-- Begin Information provided --

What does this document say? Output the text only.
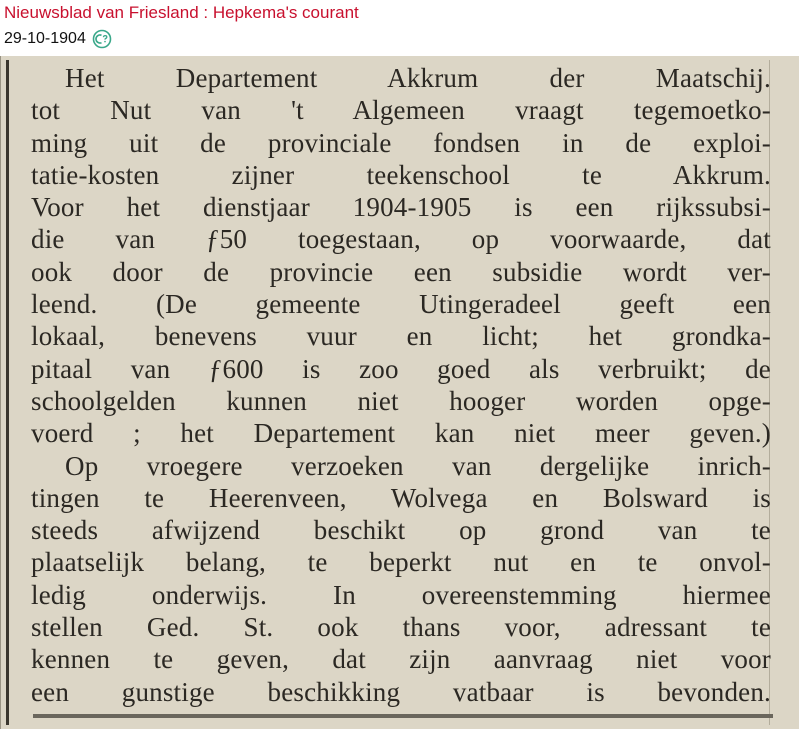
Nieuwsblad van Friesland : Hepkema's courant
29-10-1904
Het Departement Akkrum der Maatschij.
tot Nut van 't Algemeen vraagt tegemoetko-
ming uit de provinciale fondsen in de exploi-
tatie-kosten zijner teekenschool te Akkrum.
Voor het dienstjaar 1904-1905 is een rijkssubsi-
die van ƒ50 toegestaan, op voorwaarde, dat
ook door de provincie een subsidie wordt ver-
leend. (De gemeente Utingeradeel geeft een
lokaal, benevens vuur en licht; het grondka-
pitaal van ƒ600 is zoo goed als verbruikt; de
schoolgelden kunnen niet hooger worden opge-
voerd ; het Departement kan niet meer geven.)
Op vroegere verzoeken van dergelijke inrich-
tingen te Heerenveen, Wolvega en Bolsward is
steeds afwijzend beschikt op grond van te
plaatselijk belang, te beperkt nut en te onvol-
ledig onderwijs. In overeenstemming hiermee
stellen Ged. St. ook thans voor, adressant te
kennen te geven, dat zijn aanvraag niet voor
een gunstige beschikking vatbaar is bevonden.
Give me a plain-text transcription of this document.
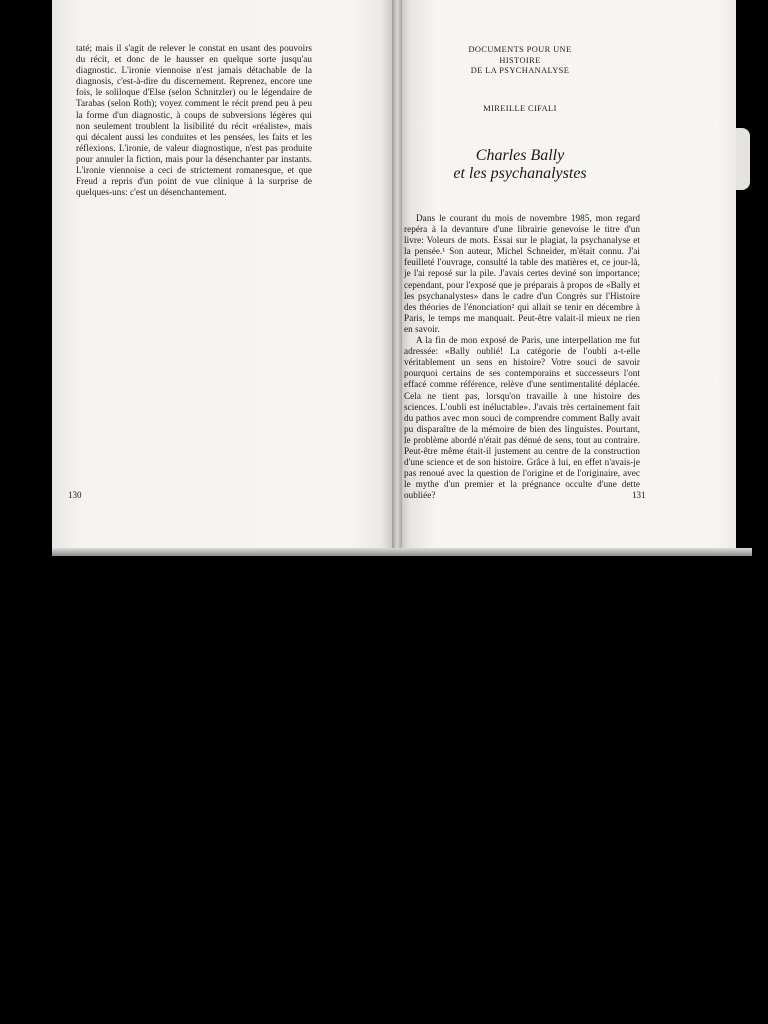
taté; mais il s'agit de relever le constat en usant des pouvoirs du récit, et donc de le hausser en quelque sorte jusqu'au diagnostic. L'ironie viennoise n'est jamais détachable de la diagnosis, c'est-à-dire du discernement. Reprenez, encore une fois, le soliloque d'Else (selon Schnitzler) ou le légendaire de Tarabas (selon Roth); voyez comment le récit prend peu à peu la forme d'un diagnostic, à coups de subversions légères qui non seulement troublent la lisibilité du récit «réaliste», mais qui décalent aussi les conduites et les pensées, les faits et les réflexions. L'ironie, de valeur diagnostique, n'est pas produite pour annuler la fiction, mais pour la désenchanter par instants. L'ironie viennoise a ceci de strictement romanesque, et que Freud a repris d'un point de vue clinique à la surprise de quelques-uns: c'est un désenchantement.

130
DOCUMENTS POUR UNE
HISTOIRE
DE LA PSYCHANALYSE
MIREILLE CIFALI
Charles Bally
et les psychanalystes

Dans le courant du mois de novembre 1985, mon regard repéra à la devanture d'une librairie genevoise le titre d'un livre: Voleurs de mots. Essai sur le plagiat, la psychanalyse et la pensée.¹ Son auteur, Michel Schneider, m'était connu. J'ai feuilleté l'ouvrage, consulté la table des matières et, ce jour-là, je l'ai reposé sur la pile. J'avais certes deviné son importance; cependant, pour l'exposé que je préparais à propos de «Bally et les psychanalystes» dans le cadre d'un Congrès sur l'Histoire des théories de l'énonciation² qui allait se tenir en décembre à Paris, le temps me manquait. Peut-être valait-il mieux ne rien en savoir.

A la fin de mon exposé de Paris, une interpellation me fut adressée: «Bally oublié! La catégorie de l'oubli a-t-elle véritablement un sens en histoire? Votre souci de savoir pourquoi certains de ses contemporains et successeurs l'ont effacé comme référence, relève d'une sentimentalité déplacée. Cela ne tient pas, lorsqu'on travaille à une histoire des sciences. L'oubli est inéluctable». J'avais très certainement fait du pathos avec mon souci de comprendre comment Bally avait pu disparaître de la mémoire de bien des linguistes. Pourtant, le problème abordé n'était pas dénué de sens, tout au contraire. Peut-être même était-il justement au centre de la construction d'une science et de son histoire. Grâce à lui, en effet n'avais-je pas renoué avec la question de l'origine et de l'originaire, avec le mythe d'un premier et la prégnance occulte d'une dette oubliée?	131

-- End Information provided --

Instructions to follow: Take the entries shown above and quote them verbatim, passing over the pictures.

The output:
What does this document say? Output the text only.
Nieuwsblad van Friesland : Hepkema's courant
29-10-1904
Het Departement Akkrum der Maatschij.
tot Nut van 't Algemeen vraagt tegemoetko-
ming uit de provinciale fondsen in de exploi-
tatie-kosten zijner teekenschool te Akkrum.
Voor het dienstjaar 1904-1905 is een rijkssubsi-
die van ƒ50 toegestaan, op voorwaarde, dat
ook door de provincie een subsidie wordt ver-
leend. (De gemeente Utingeradeel geeft een
lokaal, benevens vuur en licht; het grondka-
pitaal van ƒ600 is zoo goed als verbruikt; de
schoolgelden kunnen niet hooger worden opge-
voerd ; het Departement kan niet meer geven.)
Op vroegere verzoeken van dergelijke inrich-
tingen te Heerenveen, Wolvega en Bolsward is
steeds afwijzend beschikt op grond van te
plaatselijk belang, te beperkt nut en te onvol-
ledig onderwijs. In overeenstemming hiermee
stellen Ged. St. ook thans voor, adressant te
kennen te geven, dat zijn aanvraag niet voor
een gunstige beschikking vatbaar is bevonden.
Give me a plain-text transcription of this document.
taté; mais il s'agit de relever le constat en usant des pouvoirs du récit, et donc de le hausser en quelque sorte jusqu'au diagnostic. L'ironie viennoise n'est jamais détachable de la diagnosis, c'est-à-dire du discernement. Reprenez, encore une fois, le soliloque d'Else (selon Schnitzler) ou le légendaire de Tarabas (selon Roth); voyez comment le récit prend peu à peu la forme d'un diagnostic, à coups de subversions légères qui non seulement troublent la lisibilité du récit «réaliste», mais qui décalent aussi les conduites et les pensées, les faits et les réflexions. L'ironie, de valeur diagnostique, n'est pas produite pour annuler la fiction, mais pour la désenchanter par instants. L'ironie viennoise a ceci de strictement romanesque, et que Freud a repris d'un point de vue clinique à la surprise de quelques-uns: c'est un désenchantement.

130
DOCUMENTS POUR UNE
HISTOIRE
DE LA PSYCHANALYSE
MIREILLE CIFALI
Charles Bally
et les psychanalystes

Dans le courant du mois de novembre 1985, mon regard repéra à la devanture d'une librairie genevoise le titre d'un livre: Voleurs de mots. Essai sur le plagiat, la psychanalyse et la pensée.¹ Son auteur, Michel Schneider, m'était connu. J'ai feuilleté l'ouvrage, consulté la table des matières et, ce jour-là, je l'ai reposé sur la pile. J'avais certes deviné son importance; cependant, pour l'exposé que je préparais à propos de «Bally et les psychanalystes» dans le cadre d'un Congrès sur l'Histoire des théories de l'énonciation² qui allait se tenir en décembre à Paris, le temps me manquait. Peut-être valait-il mieux ne rien en savoir.

A la fin de mon exposé de Paris, une interpellation me fut adressée: «Bally oublié! La catégorie de l'oubli a-t-elle véritablement un sens en histoire? Votre souci de savoir pourquoi certains de ses contemporains et successeurs l'ont effacé comme référence, relève d'une sentimentalité déplacée. Cela ne tient pas, lorsqu'on travaille à une histoire des sciences. L'oubli est inéluctable». J'avais très certainement fait du pathos avec mon souci de comprendre comment Bally avait pu disparaître de la mémoire de bien des linguistes. Pourtant, le problème abordé n'était pas dénué de sens, tout au contraire. Peut-être même était-il justement au centre de la construction d'une science et de son histoire. Grâce à lui, en effet n'avais-je pas renoué avec la question de l'origine et de l'originaire, avec le mythe d'un premier et la prégnance occulte d'une dette oubliée?	131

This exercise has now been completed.